— Begin Recorded information —

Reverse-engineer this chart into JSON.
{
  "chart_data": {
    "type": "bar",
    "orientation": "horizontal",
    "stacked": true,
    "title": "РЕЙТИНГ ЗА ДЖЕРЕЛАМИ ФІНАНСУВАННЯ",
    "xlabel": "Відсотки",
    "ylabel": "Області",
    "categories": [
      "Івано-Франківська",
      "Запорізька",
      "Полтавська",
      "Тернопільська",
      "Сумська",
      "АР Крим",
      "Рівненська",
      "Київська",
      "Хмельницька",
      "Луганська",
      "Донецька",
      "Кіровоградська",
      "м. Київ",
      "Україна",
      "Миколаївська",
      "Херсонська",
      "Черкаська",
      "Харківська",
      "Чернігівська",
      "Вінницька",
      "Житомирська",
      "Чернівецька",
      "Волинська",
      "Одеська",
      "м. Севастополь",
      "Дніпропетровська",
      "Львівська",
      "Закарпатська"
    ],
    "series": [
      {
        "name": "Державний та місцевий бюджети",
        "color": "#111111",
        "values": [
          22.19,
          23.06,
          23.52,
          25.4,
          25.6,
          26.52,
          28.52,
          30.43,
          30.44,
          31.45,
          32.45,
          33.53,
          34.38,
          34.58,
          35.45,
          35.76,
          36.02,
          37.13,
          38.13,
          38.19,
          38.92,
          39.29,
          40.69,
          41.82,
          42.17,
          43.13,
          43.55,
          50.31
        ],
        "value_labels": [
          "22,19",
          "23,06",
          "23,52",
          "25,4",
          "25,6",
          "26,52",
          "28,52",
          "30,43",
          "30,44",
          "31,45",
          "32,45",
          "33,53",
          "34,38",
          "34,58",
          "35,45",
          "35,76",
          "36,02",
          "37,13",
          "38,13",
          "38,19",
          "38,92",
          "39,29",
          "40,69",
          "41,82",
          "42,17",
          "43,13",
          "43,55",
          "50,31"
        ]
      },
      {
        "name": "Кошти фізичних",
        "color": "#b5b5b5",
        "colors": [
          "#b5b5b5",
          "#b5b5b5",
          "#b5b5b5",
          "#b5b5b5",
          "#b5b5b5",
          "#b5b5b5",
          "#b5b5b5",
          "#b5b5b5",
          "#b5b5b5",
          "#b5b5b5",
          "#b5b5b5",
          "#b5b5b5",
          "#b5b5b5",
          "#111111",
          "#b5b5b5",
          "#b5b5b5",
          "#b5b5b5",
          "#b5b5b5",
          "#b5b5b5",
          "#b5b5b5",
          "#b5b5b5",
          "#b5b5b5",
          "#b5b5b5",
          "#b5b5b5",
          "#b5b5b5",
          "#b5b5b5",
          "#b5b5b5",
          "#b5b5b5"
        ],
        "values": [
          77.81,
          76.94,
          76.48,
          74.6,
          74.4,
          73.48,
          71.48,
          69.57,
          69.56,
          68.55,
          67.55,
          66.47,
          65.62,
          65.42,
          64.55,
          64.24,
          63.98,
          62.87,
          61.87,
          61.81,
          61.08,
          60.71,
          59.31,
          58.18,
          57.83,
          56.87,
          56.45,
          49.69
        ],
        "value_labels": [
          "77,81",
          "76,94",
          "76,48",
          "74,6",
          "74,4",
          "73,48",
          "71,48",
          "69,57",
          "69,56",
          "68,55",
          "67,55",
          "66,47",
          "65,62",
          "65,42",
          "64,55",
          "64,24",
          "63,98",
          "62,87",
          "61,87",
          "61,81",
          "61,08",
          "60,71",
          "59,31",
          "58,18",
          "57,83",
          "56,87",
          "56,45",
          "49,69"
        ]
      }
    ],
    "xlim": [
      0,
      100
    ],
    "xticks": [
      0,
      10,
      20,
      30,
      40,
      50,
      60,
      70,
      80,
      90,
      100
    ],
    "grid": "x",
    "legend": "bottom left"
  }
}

— End Recorded information —

Counting only lines of the data above that hold "name", report the total and nothing else.

Full solution: 2